— Задания —
1. Какое слово составители канонического текста отделили особым значком, если верить отрывку о стихах поэмы?
2. Допишите отрывок о стихах поэмы, продолжив его после последнего предложения.

— Отрывок текста —
1. бa-ти лэ-га-нu а-хо-тu ха-лa
а-рu-ти мо-рu им-бэ-са-мu
а-хaл-ти я-а-рu им-див-шu
ша-тu-ти ей-нu им-ха-ла-вu
их-лy рэй-uм
шэ-тy вэ-ших-рy до-дuм
В саду я, сестра, невеста моя,
мирру собрал и бальзам,
отведал сотовый мед,
выпил вина и молока,
ешьте, милые,
дoпьяна пейте, друзья!
Ответ юноши на зов невесты "милый в сад свой придет" слышится так, будто завершает предыдущую главу. Здесь, в начале пятой главы, он вызывает некоторое недоумение и желание "исправить ошибку". Скрытый смысл стиха, по мнению современных исследователей, состоит в том, что и сад, и мед, и вино с молоком, а также приглашение "ешьте… пейте" – метафоры эротического характера. Насыщенный ими стих воспринимался как воплощение неутолимого чувства, предвестие разлуки двух сердец и был уместен как переход к полному драматизма второму сну девушки в следующем стихе.
***
2. а-нu е-ше-нa вэ-лu-би эр
кoль до-дu до-фэк
пит-хu-лu а-хо-тu
ра-a-я-тu йо-на-тu та-ма-тu
шэ-ро-шu ним-лa-тaль
кэ-ву-цо-тaй рэ-си-сэй лaй-ла
Я сплю, но сердце не спит.
Голос! Милый стучится в дверь:
Отвори, сестра,
голубица, подружка, дитя,
моя голова в росе,
на кудрях ночная влага.
Героиня снова рассказывает свой сон девушкам Иерусалима. Вторая строка этого стиха в дословном переводе состоит из трех слов: голос милый стучит и допускает возможность смысловой паузы и после первого, и после второго слова. Составители канонического текста отделили особым значком первое слово "голос"; таким образом, оно оказалось стоящим особняком в начале первой смысловой строки, что питало воображение сторонников мистических версий поэмы. Буквальный же смысл состоит в том, что дружок подал голос и постучал в дверь. Полагают, что в древности слово до-фэк, кроме "стучится", означало просьбу, увещевание.

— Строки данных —
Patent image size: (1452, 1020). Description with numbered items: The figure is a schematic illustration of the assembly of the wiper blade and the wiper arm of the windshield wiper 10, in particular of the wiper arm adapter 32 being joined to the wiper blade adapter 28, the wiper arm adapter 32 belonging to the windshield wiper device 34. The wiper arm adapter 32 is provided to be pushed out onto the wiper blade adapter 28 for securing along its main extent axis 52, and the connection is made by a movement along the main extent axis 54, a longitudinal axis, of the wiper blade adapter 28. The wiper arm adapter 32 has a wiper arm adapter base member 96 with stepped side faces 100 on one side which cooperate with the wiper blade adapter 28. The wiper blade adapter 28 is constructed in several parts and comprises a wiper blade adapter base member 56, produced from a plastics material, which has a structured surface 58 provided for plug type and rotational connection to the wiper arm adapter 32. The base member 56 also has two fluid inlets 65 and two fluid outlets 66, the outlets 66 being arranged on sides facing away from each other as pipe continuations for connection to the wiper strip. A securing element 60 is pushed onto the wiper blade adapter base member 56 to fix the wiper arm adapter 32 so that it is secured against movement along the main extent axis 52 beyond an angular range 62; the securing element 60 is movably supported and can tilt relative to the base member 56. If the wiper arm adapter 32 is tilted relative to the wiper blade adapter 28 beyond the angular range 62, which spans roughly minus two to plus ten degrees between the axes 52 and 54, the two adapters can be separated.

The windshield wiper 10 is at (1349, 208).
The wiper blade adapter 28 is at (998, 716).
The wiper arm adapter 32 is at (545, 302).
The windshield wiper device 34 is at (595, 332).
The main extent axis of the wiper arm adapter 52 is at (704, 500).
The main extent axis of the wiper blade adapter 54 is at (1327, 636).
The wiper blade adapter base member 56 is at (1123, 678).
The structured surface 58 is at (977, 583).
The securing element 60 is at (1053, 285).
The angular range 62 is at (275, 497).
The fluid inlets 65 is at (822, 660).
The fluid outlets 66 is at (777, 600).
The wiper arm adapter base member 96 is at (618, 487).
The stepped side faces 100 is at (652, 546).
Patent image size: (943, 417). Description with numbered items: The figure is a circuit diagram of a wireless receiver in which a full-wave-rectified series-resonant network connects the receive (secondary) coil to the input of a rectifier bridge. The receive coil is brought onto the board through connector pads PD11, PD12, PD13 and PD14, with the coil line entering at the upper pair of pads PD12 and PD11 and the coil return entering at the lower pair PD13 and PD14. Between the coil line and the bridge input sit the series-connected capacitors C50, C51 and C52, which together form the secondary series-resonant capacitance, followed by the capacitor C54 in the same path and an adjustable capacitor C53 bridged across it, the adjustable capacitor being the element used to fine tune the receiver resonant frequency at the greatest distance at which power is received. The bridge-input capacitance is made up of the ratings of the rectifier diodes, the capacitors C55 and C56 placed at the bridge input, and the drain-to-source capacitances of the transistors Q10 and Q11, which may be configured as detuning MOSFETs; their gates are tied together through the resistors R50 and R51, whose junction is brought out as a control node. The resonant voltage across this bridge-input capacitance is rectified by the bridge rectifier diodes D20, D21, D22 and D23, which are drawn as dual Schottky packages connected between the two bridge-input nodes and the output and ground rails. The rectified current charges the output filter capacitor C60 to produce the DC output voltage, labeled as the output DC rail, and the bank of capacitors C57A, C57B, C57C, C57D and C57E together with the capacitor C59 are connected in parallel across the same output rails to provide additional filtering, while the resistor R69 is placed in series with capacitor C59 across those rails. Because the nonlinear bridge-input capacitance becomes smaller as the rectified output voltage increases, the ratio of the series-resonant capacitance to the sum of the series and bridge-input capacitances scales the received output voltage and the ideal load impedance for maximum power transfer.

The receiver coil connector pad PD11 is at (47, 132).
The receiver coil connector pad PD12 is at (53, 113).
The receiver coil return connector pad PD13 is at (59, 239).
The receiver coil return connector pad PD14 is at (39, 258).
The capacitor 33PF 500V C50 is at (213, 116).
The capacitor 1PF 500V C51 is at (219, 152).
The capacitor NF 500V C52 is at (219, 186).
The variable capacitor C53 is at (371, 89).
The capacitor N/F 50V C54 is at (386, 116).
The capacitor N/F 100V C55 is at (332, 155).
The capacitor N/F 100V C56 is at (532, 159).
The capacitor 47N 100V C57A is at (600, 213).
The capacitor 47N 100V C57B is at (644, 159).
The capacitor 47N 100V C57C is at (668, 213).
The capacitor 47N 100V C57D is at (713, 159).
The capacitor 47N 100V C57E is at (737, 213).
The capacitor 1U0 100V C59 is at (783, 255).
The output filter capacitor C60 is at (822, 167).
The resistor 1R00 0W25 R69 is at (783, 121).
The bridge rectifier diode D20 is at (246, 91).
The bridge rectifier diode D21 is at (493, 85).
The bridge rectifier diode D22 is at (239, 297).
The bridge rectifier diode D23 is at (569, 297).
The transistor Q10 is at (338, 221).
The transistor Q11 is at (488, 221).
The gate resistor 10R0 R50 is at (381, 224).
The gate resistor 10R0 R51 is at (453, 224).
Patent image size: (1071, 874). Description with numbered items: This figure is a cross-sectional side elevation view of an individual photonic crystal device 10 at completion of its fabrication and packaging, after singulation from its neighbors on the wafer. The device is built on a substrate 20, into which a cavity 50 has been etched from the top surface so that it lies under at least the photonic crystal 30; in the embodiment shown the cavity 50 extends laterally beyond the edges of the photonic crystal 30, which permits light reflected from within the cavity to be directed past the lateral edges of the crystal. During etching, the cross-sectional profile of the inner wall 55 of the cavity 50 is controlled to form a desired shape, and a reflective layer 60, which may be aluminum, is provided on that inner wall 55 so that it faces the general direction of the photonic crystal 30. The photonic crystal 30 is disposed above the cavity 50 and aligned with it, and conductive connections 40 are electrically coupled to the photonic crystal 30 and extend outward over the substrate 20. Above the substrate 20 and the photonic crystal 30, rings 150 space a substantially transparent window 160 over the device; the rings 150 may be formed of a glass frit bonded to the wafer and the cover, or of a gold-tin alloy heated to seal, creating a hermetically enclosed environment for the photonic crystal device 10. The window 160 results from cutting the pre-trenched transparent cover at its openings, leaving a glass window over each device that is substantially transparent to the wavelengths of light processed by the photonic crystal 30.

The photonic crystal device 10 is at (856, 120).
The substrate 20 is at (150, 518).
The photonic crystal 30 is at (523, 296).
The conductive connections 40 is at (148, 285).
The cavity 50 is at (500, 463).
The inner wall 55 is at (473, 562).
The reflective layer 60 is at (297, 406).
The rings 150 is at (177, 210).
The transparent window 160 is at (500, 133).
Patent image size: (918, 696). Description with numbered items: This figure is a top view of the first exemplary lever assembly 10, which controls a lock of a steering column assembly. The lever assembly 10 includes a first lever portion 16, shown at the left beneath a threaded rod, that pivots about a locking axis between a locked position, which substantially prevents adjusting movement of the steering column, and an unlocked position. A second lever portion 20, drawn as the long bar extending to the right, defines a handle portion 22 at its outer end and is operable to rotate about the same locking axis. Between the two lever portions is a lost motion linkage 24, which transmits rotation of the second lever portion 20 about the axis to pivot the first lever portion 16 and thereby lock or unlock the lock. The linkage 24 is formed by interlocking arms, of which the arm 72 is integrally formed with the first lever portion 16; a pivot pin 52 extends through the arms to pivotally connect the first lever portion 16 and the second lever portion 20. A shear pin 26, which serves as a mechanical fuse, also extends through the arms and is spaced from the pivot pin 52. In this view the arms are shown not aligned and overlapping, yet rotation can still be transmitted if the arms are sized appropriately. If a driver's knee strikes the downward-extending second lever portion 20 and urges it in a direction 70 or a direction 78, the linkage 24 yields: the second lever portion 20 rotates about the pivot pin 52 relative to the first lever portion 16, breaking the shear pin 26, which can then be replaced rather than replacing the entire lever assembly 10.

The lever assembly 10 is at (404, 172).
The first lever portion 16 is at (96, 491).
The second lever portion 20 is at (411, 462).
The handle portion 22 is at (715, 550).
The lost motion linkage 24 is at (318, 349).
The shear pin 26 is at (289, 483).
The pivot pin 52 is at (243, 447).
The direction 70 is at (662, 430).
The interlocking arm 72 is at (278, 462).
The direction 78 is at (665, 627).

— Ответы —
1. Первое слово второй строки — «голос».

2.
***
3. па-шa-тэ-ти эт-ку-тон-тu
эй-хa-ха эл-ба-шэ-на
ра-хa-цэ-ти эт-раг-лaй
эй-ха-хa а-та-нэ-фэм
Я разделась уже -
не одеваться ж опять!
Вымыла ноги -
неужто снова марать!
Логика сна: девушка отказывает другу, она ведь в постели уже, и ей нельзя вновь одеваться и марать ноги, ступая босиком по полу (вероятно, глиняному).
***
4. до-дu ша-лaх я-дo мин-a-хoр
у-мэй-aй a-му а-лaв
Он руку просунул в щель у двери,
и все во мне задрожало.
Щели, отверстия в двери или в стене у дверного косяка, предназначались для передачи или получения небольших предметов без того, чтобы отворять дверь. Просовывая руку, юноша, вероятно, продолжает свои мольбы впустить его в дом; может быть, он таким образом пытается сам отпереть замок изнутри, но безуспешно – ведь он не знает его устройства.
При чтении этого стиха следует принять во внимание ассоциацию, возникавшую у читателя: в поэзии народов Древнего Востока (и даже в Кумранских свитках) рука (яд) служила эвфемизмом мужского члена.
***
5. кaм-ти а-нu лиф-тo-ах лэ-до-дu
вэ-я-дaй нa-тэ-фу-мoр
вэ-эц-бэ-о-тaй мoр о-вэр
аль ка-пoт a-ман-yль
Поднялась ему отворить,
и мирра стекала с рук,
с пальцев капала влага
на скобы замка.
Ложась в постель, девушка не только вымыла ноги, но и умастилась благовониями, и вот теперь, когда поднялась она отворить милому, с рук ее стекает мирра (замешанная на масле, в отличие от кристаллов смолы, описанных в гл. 1, ст. 13) и капает на замок, который она отпирает. Эта сцена, полная сонной неги и запаха мирры, является полным контрастом драме, происходящей в следующем стихе.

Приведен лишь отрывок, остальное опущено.